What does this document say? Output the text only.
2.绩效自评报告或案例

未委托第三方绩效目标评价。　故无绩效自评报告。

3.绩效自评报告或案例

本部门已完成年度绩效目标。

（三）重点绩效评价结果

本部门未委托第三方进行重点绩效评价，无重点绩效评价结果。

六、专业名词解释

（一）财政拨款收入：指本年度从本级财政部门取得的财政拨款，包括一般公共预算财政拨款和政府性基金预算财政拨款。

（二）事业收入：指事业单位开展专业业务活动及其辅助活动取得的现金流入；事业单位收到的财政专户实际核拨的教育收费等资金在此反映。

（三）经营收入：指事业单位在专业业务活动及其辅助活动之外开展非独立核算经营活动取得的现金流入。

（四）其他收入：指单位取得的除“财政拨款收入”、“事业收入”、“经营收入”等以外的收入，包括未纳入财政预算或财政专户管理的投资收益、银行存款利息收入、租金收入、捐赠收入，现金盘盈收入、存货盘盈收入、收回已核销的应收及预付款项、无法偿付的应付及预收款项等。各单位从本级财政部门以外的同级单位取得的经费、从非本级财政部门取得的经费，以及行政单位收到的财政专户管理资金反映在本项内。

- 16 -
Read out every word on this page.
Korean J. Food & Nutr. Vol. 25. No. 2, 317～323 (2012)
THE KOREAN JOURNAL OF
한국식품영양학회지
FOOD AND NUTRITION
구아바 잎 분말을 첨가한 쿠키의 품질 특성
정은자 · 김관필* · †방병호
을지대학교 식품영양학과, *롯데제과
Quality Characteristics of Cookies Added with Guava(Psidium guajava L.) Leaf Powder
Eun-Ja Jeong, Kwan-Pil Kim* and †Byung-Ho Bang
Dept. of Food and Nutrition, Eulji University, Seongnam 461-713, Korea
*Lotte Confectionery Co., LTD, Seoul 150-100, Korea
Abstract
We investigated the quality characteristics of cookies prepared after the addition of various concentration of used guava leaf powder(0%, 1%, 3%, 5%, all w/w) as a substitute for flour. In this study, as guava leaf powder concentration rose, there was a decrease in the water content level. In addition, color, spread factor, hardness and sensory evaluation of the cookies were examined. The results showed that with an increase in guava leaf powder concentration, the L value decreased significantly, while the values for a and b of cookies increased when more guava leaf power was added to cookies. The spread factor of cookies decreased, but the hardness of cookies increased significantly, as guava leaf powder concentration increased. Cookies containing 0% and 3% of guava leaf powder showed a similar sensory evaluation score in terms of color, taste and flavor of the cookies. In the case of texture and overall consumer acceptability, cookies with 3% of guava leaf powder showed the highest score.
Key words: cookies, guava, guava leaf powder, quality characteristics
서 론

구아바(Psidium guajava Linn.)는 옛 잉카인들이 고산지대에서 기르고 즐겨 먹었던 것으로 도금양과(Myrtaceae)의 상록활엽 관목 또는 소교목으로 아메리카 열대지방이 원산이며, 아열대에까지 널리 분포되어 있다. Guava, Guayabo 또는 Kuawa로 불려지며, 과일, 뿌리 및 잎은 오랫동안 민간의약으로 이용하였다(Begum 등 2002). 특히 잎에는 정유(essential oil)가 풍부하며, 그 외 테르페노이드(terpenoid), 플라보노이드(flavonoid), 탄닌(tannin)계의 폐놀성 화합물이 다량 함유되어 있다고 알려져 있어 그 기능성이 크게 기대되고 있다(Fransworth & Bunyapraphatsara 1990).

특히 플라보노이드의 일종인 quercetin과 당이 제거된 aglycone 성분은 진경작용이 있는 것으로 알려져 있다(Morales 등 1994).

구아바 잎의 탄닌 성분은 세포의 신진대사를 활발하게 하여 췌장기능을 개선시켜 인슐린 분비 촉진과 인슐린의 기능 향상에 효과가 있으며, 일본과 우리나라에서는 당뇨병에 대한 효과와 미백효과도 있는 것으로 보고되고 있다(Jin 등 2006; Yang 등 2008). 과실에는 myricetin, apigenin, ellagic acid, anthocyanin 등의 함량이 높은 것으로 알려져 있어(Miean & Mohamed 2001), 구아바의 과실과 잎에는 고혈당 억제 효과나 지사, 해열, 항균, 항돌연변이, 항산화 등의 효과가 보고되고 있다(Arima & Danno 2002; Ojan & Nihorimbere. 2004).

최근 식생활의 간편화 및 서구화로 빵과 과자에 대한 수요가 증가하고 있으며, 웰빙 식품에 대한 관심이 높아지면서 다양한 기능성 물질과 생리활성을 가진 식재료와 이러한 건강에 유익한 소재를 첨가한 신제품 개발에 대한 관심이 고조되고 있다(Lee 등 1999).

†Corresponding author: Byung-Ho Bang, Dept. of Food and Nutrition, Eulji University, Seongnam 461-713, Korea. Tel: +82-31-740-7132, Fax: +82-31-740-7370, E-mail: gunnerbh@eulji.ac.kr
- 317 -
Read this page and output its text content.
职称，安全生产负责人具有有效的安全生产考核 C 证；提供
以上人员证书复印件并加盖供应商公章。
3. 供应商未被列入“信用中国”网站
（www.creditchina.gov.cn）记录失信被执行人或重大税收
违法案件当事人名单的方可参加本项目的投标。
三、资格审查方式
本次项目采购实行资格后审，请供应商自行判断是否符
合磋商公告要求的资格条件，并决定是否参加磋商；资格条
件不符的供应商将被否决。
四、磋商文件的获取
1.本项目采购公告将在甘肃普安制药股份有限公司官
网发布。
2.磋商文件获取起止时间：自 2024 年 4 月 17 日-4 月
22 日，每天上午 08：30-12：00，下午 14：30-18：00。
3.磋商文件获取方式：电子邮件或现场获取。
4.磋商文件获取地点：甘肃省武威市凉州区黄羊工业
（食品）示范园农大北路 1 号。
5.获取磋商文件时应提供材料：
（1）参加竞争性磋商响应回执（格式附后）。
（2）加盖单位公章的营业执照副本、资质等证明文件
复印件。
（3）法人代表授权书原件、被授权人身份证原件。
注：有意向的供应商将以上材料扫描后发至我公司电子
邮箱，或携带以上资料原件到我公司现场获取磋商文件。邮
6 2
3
---
▸ PROBLEM DETAILS:
Give the number of lines in the listing above that contain "Bang", and nothing else.

▸ THE OUTPUT:
2